» **What you will do**
Filter the records below and copy every line containing the word "ylabel".

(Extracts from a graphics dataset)
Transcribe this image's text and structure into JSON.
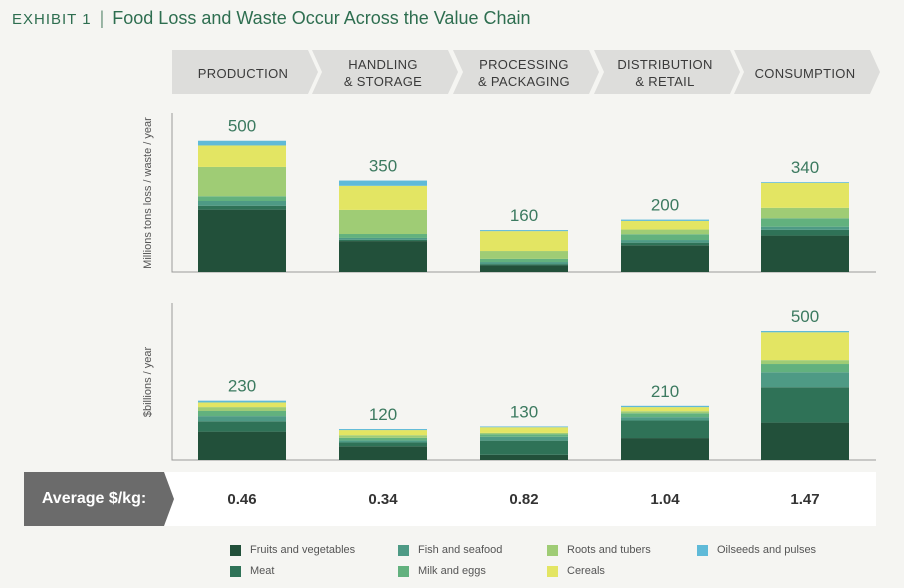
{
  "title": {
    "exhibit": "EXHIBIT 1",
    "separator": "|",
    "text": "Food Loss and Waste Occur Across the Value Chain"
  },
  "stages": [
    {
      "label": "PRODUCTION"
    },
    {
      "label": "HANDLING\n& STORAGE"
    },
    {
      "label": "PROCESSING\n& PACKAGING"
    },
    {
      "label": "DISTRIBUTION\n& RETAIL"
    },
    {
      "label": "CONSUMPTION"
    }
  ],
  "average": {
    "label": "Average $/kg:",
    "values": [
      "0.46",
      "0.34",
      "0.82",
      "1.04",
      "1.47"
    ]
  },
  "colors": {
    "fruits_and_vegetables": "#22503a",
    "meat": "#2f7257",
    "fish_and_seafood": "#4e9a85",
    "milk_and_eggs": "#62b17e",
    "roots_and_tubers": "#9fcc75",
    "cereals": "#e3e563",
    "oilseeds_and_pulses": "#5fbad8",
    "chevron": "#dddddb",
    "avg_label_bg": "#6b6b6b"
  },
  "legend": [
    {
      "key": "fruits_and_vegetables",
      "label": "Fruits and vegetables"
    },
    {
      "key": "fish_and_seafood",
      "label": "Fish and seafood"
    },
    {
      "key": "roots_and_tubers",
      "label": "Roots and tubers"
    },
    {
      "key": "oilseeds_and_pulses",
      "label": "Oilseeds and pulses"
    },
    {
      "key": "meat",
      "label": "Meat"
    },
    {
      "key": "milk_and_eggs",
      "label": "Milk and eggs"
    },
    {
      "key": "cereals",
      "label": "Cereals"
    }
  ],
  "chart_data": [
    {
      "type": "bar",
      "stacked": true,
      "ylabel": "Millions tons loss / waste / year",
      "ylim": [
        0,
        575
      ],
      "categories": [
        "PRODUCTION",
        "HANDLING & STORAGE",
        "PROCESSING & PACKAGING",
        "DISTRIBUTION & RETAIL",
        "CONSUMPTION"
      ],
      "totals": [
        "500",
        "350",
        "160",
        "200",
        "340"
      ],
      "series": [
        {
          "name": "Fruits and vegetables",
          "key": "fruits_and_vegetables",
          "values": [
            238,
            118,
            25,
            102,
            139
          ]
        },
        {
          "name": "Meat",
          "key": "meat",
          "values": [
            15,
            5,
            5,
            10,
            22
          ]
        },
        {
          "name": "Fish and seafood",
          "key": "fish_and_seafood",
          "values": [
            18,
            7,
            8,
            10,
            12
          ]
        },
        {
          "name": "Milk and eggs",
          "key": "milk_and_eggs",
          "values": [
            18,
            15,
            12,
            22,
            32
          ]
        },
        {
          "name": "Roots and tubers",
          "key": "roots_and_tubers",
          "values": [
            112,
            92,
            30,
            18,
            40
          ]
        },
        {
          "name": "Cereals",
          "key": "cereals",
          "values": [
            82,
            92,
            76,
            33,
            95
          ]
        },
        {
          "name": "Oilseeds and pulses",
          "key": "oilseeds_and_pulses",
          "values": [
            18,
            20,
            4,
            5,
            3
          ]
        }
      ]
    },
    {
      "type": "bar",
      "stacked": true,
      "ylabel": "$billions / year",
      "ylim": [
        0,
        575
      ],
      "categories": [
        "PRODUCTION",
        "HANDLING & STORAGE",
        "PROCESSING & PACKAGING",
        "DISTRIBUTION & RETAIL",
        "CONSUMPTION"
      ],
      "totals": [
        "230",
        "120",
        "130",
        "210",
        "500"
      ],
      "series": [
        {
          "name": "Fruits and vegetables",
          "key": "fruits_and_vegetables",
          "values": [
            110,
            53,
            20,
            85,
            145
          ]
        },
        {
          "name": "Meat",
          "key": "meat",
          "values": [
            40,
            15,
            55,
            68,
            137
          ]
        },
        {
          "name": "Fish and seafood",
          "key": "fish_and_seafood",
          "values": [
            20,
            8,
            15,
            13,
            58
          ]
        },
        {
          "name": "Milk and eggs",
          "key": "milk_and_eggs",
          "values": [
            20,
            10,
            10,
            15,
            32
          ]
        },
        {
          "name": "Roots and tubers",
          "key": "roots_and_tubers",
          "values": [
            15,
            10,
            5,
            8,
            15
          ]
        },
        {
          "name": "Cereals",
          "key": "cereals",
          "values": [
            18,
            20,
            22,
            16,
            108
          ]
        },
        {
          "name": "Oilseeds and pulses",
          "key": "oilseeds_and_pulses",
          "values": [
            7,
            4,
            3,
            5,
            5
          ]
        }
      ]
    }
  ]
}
---
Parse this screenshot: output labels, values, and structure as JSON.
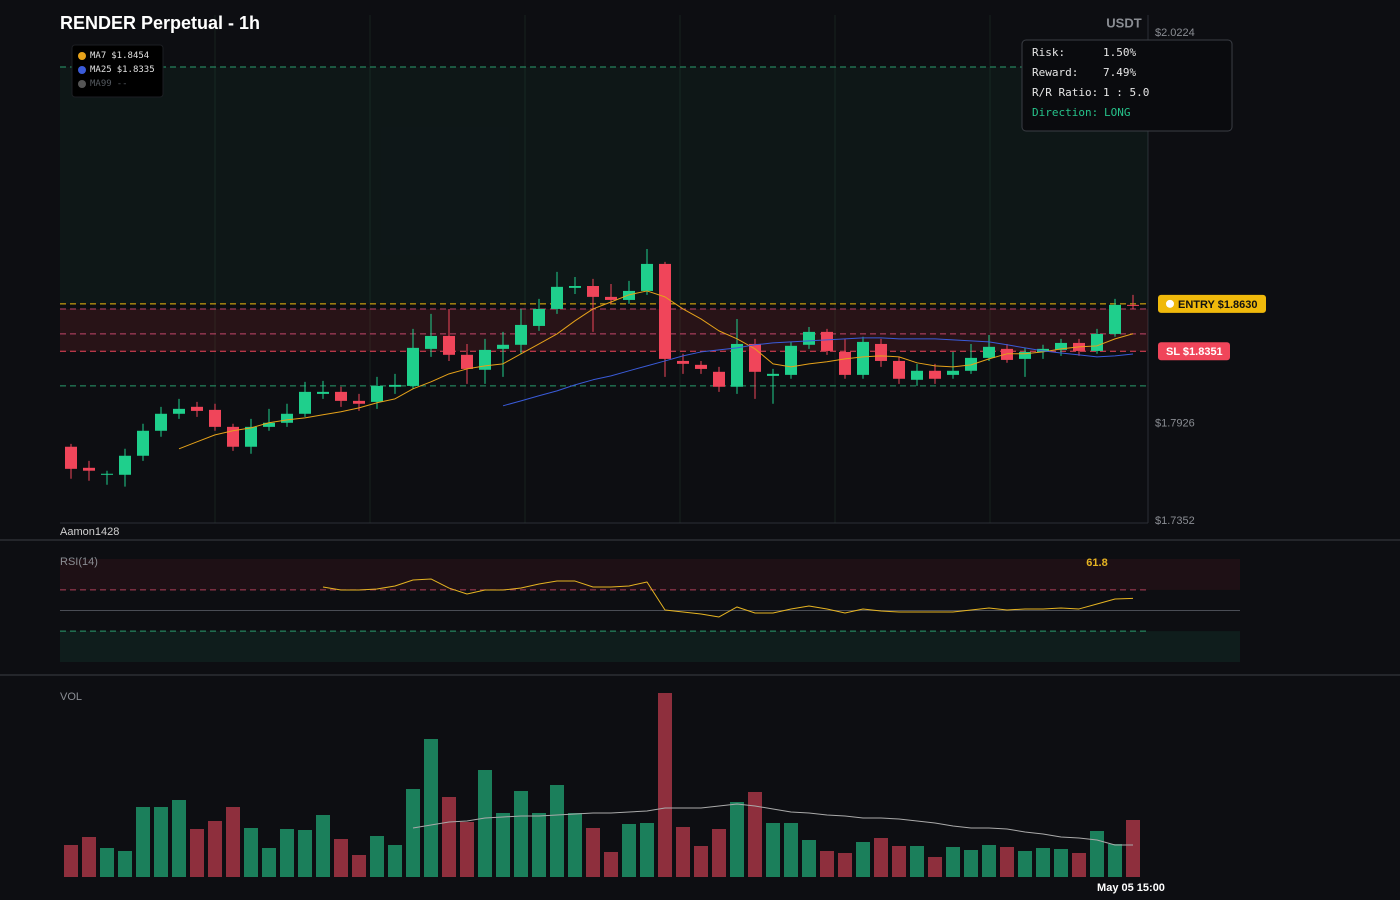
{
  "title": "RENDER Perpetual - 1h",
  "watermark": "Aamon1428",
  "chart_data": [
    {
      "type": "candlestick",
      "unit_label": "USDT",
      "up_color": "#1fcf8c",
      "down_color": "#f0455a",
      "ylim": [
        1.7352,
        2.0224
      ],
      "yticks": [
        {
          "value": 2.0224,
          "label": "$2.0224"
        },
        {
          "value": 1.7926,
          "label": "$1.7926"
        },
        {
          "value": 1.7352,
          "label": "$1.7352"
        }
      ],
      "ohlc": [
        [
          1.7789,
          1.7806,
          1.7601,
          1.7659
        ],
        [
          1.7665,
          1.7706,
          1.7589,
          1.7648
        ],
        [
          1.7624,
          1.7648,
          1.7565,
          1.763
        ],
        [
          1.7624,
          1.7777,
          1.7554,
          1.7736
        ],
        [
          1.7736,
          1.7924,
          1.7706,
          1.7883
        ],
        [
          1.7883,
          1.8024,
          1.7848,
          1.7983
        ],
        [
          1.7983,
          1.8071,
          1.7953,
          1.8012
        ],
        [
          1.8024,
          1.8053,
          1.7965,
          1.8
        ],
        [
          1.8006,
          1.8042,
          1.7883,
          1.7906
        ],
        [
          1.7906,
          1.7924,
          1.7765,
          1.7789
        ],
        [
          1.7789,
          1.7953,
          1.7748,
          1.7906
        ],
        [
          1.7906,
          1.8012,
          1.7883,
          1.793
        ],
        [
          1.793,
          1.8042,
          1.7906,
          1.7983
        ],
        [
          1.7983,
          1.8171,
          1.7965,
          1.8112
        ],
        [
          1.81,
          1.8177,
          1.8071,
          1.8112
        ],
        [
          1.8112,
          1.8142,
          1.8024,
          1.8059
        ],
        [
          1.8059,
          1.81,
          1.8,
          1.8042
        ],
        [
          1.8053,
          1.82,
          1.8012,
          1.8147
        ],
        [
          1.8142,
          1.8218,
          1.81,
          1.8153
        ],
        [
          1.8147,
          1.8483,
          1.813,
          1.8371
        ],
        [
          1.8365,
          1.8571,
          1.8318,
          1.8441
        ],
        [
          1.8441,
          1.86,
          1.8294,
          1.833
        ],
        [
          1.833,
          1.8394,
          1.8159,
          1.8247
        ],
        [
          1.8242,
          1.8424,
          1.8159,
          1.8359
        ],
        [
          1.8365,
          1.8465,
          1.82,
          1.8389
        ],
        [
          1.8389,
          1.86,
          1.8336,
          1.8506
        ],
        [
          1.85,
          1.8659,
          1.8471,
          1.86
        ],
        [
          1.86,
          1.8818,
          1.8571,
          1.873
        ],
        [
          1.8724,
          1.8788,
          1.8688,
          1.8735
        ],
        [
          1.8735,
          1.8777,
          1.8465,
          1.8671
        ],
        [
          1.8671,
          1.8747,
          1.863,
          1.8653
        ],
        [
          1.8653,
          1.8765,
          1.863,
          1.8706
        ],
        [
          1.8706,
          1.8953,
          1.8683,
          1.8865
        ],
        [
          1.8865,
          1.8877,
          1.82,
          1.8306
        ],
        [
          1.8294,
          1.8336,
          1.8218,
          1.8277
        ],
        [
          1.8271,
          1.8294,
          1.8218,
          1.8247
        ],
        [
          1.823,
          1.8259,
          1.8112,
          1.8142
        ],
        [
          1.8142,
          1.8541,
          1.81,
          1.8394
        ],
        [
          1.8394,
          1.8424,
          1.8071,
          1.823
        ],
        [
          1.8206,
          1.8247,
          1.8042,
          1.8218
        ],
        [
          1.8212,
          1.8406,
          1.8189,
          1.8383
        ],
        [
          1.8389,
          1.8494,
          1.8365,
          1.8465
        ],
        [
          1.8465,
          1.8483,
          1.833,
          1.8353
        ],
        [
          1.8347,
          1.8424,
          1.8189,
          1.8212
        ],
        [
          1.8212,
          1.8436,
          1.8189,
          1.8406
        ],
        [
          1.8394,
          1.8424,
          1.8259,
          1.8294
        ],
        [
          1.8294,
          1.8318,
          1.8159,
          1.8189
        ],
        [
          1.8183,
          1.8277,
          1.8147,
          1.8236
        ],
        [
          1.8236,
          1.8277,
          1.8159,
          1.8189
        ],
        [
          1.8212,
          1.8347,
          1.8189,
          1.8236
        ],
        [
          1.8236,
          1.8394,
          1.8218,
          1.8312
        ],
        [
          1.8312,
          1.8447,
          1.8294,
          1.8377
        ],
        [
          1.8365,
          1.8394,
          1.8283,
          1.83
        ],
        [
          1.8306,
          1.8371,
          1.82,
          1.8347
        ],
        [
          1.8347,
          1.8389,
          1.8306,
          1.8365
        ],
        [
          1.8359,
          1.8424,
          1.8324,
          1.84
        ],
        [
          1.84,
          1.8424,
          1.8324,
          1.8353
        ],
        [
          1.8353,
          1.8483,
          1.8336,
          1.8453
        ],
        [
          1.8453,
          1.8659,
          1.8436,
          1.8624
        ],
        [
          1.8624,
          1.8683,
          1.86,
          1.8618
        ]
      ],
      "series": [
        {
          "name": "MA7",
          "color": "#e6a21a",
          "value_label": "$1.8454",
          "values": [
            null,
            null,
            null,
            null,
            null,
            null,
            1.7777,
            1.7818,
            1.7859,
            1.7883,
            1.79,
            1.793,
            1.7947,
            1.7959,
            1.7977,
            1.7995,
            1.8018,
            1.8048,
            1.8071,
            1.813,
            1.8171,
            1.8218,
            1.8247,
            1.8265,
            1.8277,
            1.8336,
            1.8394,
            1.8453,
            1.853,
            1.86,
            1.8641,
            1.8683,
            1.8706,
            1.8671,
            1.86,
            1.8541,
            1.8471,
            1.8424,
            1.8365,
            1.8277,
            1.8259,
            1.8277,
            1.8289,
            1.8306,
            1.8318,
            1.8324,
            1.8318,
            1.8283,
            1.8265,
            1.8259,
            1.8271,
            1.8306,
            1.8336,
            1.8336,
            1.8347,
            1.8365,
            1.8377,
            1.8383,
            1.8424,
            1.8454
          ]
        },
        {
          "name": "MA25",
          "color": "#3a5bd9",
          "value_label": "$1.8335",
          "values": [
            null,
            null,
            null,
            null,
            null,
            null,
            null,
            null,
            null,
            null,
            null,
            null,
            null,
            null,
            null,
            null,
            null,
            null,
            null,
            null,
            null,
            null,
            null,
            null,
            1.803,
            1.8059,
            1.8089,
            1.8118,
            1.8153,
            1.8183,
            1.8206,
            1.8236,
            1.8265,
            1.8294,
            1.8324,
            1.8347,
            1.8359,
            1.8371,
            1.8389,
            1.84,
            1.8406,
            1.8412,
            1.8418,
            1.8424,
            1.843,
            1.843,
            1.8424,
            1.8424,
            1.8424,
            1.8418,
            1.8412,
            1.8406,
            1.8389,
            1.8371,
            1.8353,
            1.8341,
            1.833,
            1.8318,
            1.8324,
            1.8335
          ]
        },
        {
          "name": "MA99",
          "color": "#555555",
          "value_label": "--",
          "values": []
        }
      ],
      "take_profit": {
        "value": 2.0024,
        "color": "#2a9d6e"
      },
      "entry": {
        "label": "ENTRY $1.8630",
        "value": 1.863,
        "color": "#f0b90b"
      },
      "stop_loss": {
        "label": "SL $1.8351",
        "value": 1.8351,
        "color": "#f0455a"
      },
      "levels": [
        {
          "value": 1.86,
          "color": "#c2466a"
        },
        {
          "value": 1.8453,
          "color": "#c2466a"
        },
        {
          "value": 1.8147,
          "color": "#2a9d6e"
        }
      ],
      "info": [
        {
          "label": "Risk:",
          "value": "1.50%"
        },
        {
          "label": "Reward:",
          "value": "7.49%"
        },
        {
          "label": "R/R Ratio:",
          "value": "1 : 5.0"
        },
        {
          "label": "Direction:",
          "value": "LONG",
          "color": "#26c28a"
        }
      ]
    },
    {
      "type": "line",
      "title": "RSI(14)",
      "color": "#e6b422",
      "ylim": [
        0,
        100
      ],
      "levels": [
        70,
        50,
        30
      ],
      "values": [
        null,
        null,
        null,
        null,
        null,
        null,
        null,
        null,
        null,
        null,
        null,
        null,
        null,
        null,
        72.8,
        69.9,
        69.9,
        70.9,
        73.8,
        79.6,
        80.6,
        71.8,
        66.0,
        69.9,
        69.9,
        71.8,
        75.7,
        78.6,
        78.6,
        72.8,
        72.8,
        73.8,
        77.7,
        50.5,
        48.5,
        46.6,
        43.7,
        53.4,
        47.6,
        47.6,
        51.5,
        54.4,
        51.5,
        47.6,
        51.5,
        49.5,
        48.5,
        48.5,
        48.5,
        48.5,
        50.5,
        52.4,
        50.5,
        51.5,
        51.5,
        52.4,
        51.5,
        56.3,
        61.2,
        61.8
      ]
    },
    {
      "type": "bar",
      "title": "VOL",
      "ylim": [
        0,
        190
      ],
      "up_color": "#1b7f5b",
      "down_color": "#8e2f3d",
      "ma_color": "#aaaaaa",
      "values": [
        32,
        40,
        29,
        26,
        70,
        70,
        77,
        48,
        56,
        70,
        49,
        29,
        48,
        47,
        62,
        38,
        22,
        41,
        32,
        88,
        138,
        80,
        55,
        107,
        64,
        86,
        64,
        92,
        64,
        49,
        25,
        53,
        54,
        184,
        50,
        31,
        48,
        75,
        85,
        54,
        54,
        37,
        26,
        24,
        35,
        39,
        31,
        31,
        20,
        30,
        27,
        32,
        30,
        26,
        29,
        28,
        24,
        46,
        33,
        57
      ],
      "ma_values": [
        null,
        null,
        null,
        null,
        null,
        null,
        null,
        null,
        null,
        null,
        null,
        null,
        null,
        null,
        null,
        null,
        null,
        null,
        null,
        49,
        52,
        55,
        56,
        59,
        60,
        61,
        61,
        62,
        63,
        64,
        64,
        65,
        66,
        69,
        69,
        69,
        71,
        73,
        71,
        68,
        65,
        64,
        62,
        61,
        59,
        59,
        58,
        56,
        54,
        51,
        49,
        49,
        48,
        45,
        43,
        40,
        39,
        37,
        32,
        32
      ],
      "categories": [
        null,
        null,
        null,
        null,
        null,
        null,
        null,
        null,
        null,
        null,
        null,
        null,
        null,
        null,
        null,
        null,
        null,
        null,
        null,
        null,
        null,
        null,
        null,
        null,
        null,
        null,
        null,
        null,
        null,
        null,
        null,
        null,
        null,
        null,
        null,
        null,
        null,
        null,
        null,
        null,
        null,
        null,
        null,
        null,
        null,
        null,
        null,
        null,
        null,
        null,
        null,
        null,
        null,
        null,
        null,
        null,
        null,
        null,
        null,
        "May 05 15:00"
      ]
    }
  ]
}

» **Result for this exercise**
      "ylabel": "Millions tons loss / waste / year",
      "ylabel": "$billions / year",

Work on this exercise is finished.